The Uncomfortable Conversation: CrossFit’s Role in Helping Sexual Abuse Victims Heal
When Sarah Pierson was 11 years old, she found the courage to approach her mother to tell her she was being abused by a family member.
“I was a kid and I broke generations of silence in my own family about speaking up about something that happened to me,” said Pierson, now 44.
Ultimately, the conversation with her mother made her realize the “power of a single conversation,” and “the way the lack of conversation led to that moment,” she explained.
That one uncomfortable conversation, Pierson said, allowed her to embark on a long journey of healing.
“I worked hard to become the person that I am today, and I also feel that I was gifted and privileged by having the opportunity to heal,” she said.
Having had this opportunity also led Pierson to found The Uncomfortable Conversation in 2017, a project that is normalizing conversations about sexual violence, sexual harassment, all the while supporting survivors.
“I feel an obligation to give back what I can to create a world that’s going to be able to help other people walk that same path (to healing),” she said.
The Uncomfortable Conversation, which is also a 501c3 non-profit, teams up with filmmakers who produce 60 to 90 second authentic videos featuring people have uncomfortable conversations about all kinds of topics related to sexual abuse and violence, ultimately to “help people build some skill and practice around different kinds of uncomfortable conversations,” Pierson said.
One of the big things about these conversations, Pierson explained, is that “there isn’t one right way of doing it,” so the diverse videos they create show that it’s OK to have bumpy, messy, awkward conversations.
“Once you get people talking about the topic, they don’t want to stop. Ever,” she said. “People want to have those conversations. They just need icebreakers.”
Next Stop: The Phoenix Boston
On November 6, The Uncomfortable Conversation is headed to The Phoenix Boston—a non profit functional fitness gym that offers fitness and support to those recovering from substance abuse and addiction—where they will release 12 new videos on the subject of uncomfortable conversations around sexual violence prevention in the fitness community.
After attendees view the videos, Pierson will then host a live conversation between filmmaker and CrossFit enthusiast Justin Wright and two CrossFit coaches from the Boston area.
Ultimately, Pierson hopes writnessing these conversations will help provide people with practical tools they can use to have conversations about sexual violence prevention in the gym environment. And she also hopes to highlight CrossFit gyms as possible “healing spaces” for those who have experienced sexual violence and trauma, something she said was the case for her when she found CrossFit just before the pandemic hit.
::::::::::
QUESTIONS TO ANSWER =>
- a) Decide whether each statement agrees with the article about The Uncomfortable Conversation, answering yes or no and quoting the words of the article that settle it: (i) Pierson was 11 years old when she told her mother about the abuse. (ii) The event at The Phoenix Boston will release 10 new videos. (iii) Pierson founded The Uncomfortable Conversation in 2017.
- b) According to the article about The Uncomfortable Conversation, what does The Phoenix Boston offer, and to whom?
- c) Please write a continuation of the article about The Uncomfortable Conversation, picking up after its final sentence.
::::::::::
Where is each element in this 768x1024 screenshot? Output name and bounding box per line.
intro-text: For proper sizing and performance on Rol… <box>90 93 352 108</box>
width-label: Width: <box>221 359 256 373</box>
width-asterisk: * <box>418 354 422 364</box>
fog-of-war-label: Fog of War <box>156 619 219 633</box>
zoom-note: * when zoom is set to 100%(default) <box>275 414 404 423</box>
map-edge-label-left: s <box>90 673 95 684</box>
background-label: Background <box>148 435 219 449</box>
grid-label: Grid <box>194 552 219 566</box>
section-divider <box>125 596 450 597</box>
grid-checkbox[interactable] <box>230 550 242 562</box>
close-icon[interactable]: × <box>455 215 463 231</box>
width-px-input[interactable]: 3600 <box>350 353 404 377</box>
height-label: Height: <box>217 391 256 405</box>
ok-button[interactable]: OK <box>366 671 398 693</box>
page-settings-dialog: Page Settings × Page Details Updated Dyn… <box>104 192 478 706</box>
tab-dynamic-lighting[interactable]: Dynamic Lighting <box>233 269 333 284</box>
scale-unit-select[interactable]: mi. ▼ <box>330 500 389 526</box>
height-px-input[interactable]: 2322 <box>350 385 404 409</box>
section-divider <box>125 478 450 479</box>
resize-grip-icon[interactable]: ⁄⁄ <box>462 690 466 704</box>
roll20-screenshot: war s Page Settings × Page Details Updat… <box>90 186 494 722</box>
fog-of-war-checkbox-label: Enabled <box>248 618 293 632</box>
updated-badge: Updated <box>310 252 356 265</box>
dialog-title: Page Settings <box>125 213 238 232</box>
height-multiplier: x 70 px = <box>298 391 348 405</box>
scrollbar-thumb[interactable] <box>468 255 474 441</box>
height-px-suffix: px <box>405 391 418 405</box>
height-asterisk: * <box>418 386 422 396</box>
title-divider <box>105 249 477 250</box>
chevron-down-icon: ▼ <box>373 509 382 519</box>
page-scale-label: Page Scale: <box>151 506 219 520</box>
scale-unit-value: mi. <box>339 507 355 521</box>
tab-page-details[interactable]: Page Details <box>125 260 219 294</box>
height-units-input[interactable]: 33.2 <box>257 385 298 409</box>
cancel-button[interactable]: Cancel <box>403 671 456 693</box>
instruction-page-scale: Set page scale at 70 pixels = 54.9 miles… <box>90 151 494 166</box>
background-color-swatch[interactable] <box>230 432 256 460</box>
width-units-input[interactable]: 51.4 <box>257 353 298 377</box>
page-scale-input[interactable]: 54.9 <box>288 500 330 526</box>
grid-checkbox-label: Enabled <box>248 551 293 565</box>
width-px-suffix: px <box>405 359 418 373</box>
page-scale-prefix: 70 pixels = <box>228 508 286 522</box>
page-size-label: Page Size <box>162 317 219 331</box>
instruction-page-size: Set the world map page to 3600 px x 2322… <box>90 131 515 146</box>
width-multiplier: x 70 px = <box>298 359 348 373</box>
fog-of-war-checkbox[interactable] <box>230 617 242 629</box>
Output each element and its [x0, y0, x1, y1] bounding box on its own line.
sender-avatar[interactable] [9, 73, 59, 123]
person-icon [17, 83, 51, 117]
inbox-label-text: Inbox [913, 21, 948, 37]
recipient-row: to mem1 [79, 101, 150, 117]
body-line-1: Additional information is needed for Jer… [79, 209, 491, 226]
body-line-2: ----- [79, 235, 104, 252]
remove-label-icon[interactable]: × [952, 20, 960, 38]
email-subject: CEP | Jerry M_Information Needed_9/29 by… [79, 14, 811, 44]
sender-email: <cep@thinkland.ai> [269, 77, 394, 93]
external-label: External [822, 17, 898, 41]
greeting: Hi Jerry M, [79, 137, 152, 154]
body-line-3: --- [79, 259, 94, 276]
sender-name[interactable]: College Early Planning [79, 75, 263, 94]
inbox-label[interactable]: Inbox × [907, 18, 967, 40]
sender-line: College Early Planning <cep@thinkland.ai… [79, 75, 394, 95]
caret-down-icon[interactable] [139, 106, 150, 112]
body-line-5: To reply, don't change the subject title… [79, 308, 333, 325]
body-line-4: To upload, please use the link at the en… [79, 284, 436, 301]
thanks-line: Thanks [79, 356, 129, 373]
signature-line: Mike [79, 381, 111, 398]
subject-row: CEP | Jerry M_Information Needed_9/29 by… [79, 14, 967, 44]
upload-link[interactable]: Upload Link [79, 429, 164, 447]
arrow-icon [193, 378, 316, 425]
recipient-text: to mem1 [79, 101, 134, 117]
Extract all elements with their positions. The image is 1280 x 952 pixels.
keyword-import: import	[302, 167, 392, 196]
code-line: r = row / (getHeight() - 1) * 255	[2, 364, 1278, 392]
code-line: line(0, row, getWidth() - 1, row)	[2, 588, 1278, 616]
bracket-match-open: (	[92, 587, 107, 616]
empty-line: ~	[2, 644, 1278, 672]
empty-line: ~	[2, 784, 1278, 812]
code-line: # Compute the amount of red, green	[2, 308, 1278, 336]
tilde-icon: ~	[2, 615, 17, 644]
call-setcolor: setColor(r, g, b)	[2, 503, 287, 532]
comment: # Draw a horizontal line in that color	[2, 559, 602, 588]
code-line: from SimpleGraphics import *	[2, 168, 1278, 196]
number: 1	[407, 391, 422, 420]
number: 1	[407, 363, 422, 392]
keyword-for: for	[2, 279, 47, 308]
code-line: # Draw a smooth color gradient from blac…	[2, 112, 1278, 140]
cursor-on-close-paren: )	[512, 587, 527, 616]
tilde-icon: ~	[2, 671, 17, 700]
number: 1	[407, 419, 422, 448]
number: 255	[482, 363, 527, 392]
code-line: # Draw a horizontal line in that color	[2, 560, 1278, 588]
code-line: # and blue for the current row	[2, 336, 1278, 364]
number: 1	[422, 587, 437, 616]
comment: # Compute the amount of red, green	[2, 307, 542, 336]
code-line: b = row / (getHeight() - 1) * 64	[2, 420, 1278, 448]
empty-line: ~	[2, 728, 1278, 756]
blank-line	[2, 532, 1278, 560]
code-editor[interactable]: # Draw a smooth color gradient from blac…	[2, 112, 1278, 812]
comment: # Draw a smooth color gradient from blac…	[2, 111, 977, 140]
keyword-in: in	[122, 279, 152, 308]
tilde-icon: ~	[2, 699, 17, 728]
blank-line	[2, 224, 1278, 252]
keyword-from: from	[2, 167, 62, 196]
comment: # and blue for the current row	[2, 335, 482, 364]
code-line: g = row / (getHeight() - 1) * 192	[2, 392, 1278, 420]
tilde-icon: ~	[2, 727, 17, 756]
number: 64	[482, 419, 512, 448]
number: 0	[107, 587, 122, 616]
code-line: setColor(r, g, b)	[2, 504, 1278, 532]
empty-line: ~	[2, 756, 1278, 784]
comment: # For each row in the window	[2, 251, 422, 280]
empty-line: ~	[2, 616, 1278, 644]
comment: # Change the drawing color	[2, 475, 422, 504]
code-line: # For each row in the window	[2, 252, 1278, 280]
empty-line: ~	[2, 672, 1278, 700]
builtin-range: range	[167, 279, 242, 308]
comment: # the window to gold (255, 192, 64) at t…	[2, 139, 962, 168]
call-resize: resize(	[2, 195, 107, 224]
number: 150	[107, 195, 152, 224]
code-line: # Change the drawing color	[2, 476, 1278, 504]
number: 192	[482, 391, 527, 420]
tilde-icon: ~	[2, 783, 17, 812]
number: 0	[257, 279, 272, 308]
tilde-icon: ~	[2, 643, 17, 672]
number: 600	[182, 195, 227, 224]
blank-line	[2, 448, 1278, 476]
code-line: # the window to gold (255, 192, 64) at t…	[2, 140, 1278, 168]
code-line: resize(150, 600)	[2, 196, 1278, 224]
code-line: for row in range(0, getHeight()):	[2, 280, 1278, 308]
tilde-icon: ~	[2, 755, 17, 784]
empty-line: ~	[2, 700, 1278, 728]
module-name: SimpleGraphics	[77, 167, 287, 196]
::::::::::
SOLVED PROBLEMS =>
- a)
(i) Yes: "When Sarah Pierson was 11 years old, she found the courage to approach her mother to tell her she was being abused by a family member."
(ii) No: "where they will release 12 new videos"
(iii) Yes: "led Pierson to found The Uncomfortable Conversation in 2017"

- b) It offers fitness and support to those recovering from substance abuse and addiction.

- c)
At the time, Pierson was going through a divorce and was living with her two children when the world shut down. That’s when she started training at 5 am in her garage every morning with friends.
“I do not know how I would have survived without that tightness and community,” said Pierson, who today still works out in her garage, but also drops in to Invictus Boston.
She added: Before CrossFit, “I didn’t trust my body and I didn’t like my body. I didn’t think that the relationship I have with my body now, which is a body that can do things I could never imagine…that was not even in my consciousness. It has been a really powerful journey for me.”
On a bigger picture level, however, Pierson’s message is about CrossFit’s power to heal, but also that healing can’t happen without conversation.
“There’s a real potential and power around healing (in fitness spaces)…Doing hard things with small groups of people who are about you. There’s a lot of evidence that supports the idea that that’s a really effective way to heal from trauma,” she said.
And at a CrossFit gym, like anywhere else, you really “have no idea” what the person next to you rocking thrusters and burpees might be going through, and how a conversation might help.
“Fitness spaces are intimate, messy spaces, and healing is an intimate, messy thing, so to be able to be in that space in a way that can be safe for people no matter what background or what they’re going through,” she said.
That’s the intention of The Uncomfortable Conversation: “To show people what those conversations can look like,” so that healing can begin and we can live in a safer, more comfortable world.
“The world where the uncomfortable conversation imagines, and the world I want to live in is one where people of all genders can just sort of figure out how to have safe and healthy relationships and heal from bad things that have happened to them, and the pathway to start that is through having conversations about things that often we think are really uncomfortable.”